Directions for this task: Without the pictures, set down every line of the data exactly.

::::::::::

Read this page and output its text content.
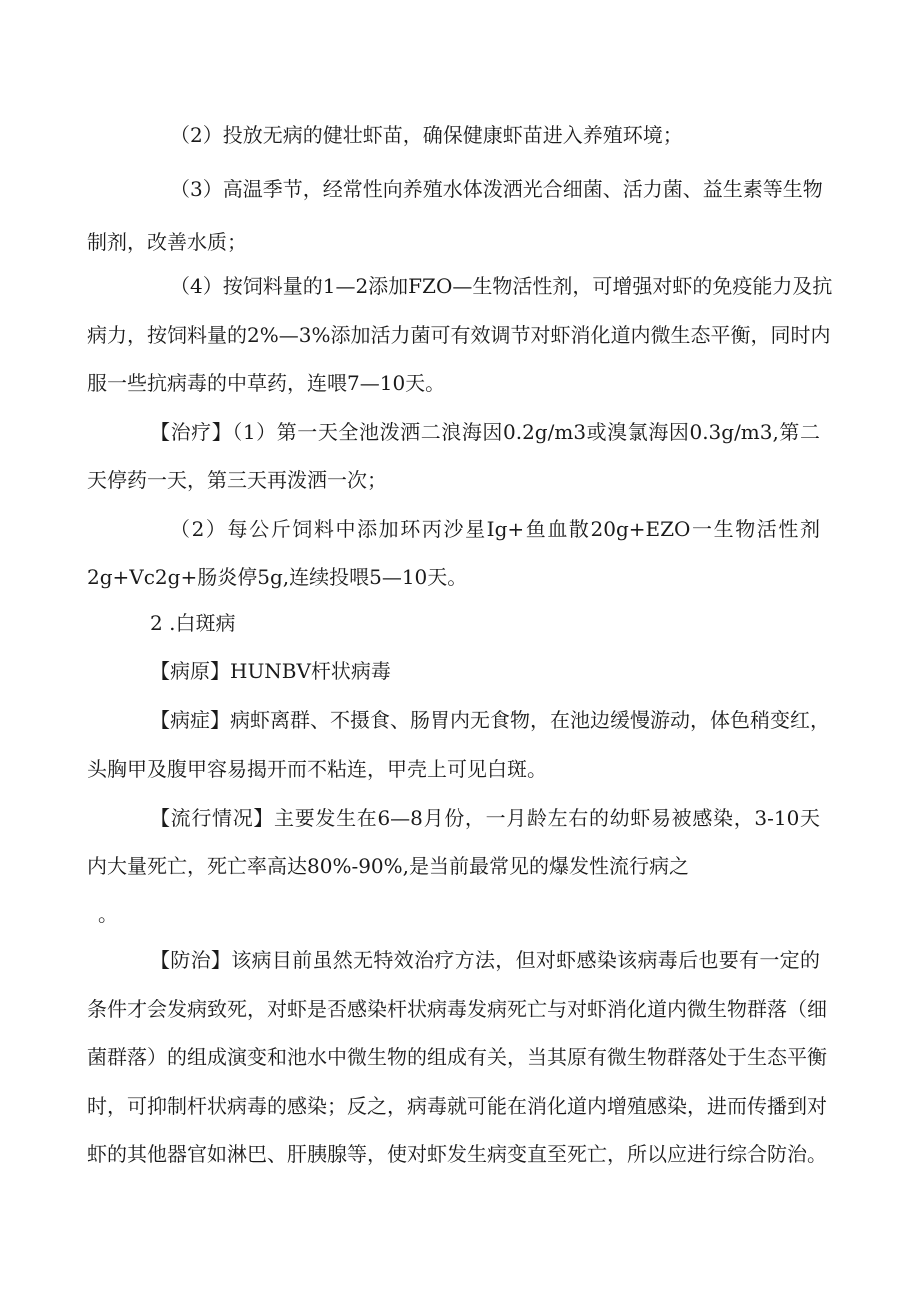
（2）投放无病的健壮虾苗，确保健康虾苗进入养殖环境；
（3）高温季节，经常性向养殖水体泼洒光合细菌、活力菌、益生素等生物
制剂，改善水质；
（4）按饲料量的1—2添加FZO—生物活性剂，可增强对虾的免疫能力及抗
病力，按饲料量的2%—3%添加活力菌可有效调节对虾消化道内微生态平衡，同时内
服一些抗病毒的中草药，连喂7—10天。
【治疗】（1）第一天全池泼洒二浪海因0.2g/m3或溴氯海因0.3g/m3,第二
天停药一天，第三天再泼洒一次；
（2）每公斤饲料中添加环丙沙星Ig+鱼血散20g+EZO一生物活性剂
2g+Vc2g+肠炎停5g,连续投喂5—10天。
2 .白斑病
【病原】HUNBV杆状病毒
【病症】病虾离群、不摄食、肠胃内无食物，在池边缓慢游动，体色稍变红，
头胸甲及腹甲容易揭开而不粘连，甲壳上可见白斑。
【流行情况】主要发生在6—8月份，一月龄左右的幼虾易被感染，3-10天
内大量死亡，死亡率高达80%-90%,是当前最常见的爆发性流行病之
。
【防治】该病目前虽然无特效治疗方法，但对虾感染该病毒后也要有一定的
条件才会发病致死，对虾是否感染杆状病毒发病死亡与对虾消化道内微生物群落（细
菌群落）的组成演变和池水中微生物的组成有关，当其原有微生物群落处于生态平衡
时，可抑制杆状病毒的感染；反之，病毒就可能在消化道内增殖感染，进而传播到对
虾的其他器官如淋巴、肝胰腺等，使对虾发生病变直至死亡，所以应进行综合防治。
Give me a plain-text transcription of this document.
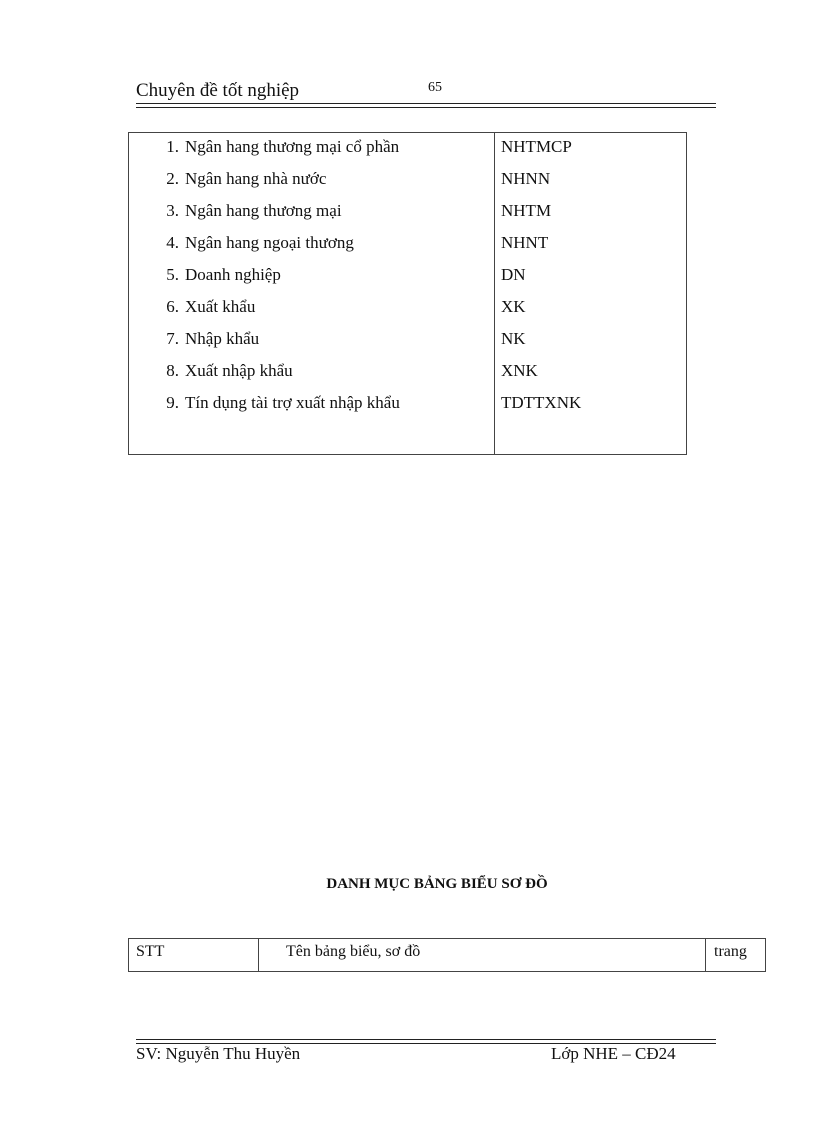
Chuyên đề tốt nghiệp	65
1. Ngân hang thương mại cổ phần	NHTMCP
2. Ngân hang nhà nước	NHNN
3. Ngân hang thương mại	NHTM
4. Ngân hang ngoại thương	NHNT
5. Doanh nghiệp	DN
6. Xuất khẩu	XK
7. Nhập khẩu	NK
8. Xuất nhập khẩu	XNK
9. Tín dụng tài trợ xuất nhập khẩu	TDTTXNK
DANH MỤC BẢNG BIỂU SƠ ĐỒ
STT	Tên bảng biểu, sơ đồ	trang
SV: Nguyễn Thu Huyền	Lớp NHE – CĐ24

::::::::::

Exercise response:
Read this page and output its text content.
（2）投放无病的健壮虾苗，确保健康虾苗进入养殖环境；
（3）高温季节，经常性向养殖水体泼洒光合细菌、活力菌、益生素等生物
制剂，改善水质；
（4）按饲料量的1—2添加FZO—生物活性剂，可增强对虾的免疫能力及抗
病力，按饲料量的2%—3%添加活力菌可有效调节对虾消化道内微生态平衡，同时内
服一些抗病毒的中草药，连喂7—10天。
【治疗】（1）第一天全池泼洒二浪海因0.2g/m3或溴氯海因0.3g/m3,第二
天停药一天，第三天再泼洒一次；
（2）每公斤饲料中添加环丙沙星Ig+鱼血散20g+EZO一生物活性剂
2g+Vc2g+肠炎停5g,连续投喂5—10天。
2 .白斑病
【病原】HUNBV杆状病毒
【病症】病虾离群、不摄食、肠胃内无食物，在池边缓慢游动，体色稍变红，
头胸甲及腹甲容易揭开而不粘连，甲壳上可见白斑。
【流行情况】主要发生在6—8月份，一月龄左右的幼虾易被感染，3-10天
内大量死亡，死亡率高达80%-90%,是当前最常见的爆发性流行病之
。
【防治】该病目前虽然无特效治疗方法，但对虾感染该病毒后也要有一定的
条件才会发病致死，对虾是否感染杆状病毒发病死亡与对虾消化道内微生物群落（细
菌群落）的组成演变和池水中微生物的组成有关，当其原有微生物群落处于生态平衡
时，可抑制杆状病毒的感染；反之，病毒就可能在消化道内增殖感染，进而传播到对
虾的其他器官如淋巴、肝胰腺等，使对虾发生病变直至死亡，所以应进行综合防治。
Give me a plain-text transcription of this document.
Chuyên đề tốt nghiệp	65
1. Ngân hang thương mại cổ phần	NHTMCP
2. Ngân hang nhà nước	NHNN
3. Ngân hang thương mại	NHTM
4. Ngân hang ngoại thương	NHNT
5. Doanh nghiệp	DN
6. Xuất khẩu	XK
7. Nhập khẩu	NK
8. Xuất nhập khẩu	XNK
9. Tín dụng tài trợ xuất nhập khẩu	TDTTXNK
DANH MỤC BẢNG BIỂU SƠ ĐỒ
STT	Tên bảng biểu, sơ đồ	trang
SV: Nguyễn Thu Huyền	Lớp NHE – CĐ24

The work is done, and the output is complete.